Stated goal: Reproduce the listing word for word, leaving every picture behind.

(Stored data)
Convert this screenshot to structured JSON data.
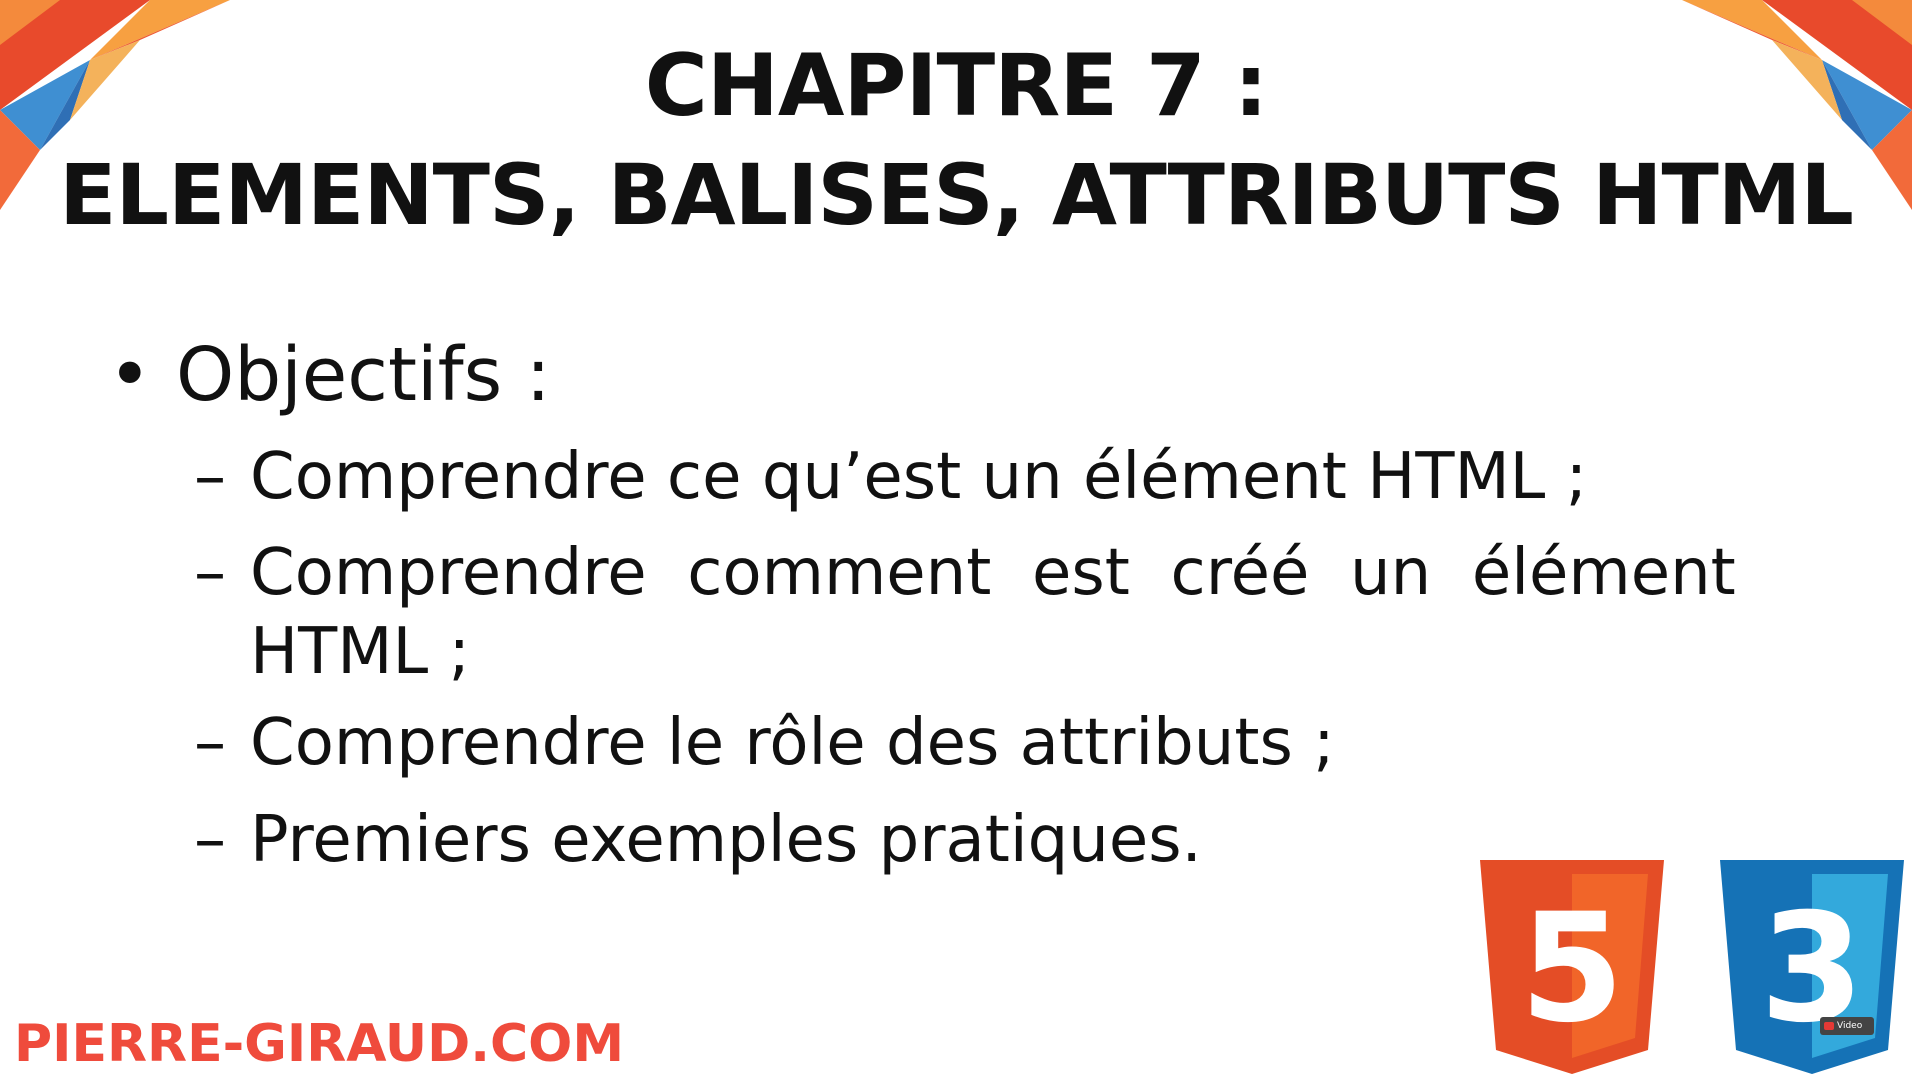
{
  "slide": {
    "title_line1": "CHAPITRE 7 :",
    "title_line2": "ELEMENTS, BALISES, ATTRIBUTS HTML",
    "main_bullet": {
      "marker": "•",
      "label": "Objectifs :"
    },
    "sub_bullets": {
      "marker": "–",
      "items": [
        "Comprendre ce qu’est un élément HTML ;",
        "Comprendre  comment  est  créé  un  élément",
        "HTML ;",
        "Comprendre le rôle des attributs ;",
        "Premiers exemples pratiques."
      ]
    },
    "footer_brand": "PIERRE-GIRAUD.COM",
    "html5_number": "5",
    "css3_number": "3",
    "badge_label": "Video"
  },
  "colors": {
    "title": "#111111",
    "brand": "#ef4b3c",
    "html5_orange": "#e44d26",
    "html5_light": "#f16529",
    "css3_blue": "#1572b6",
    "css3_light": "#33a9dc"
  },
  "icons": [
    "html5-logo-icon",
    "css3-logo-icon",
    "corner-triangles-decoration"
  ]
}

Result:
Convert this screenshot to structured JSON data.
{
  "slide": {
    "title_line1": "CHAPITRE 7 :",
    "title_line2": "ELEMENTS, BALISES, ATTRIBUTS HTML",
    "main_bullet": {
      "marker": "•",
      "label": "Objectifs :"
    },
    "sub_bullets": {
      "marker": "–",
      "items": [
        "Comprendre ce qu’est un élément HTML ;",
        "Comprendre  comment  est  créé  un  élément",
        "HTML ;",
        "Comprendre le rôle des attributs ;",
        "Premiers exemples pratiques."
      ]
    },
    "footer_brand": "PIERRE-GIRAUD.COM",
    "html5_number": "5",
    "css3_number": "3",
    "badge_label": "Video"
  },
  "colors": {
    "title": "#111111",
    "brand": "#ef4b3c",
    "html5_orange": "#e44d26",
    "html5_light": "#f16529",
    "css3_blue": "#1572b6",
    "css3_light": "#33a9dc"
  },
  "icons": [
    "html5-logo-icon",
    "css3-logo-icon",
    "corner-triangles-decoration"
  ]
}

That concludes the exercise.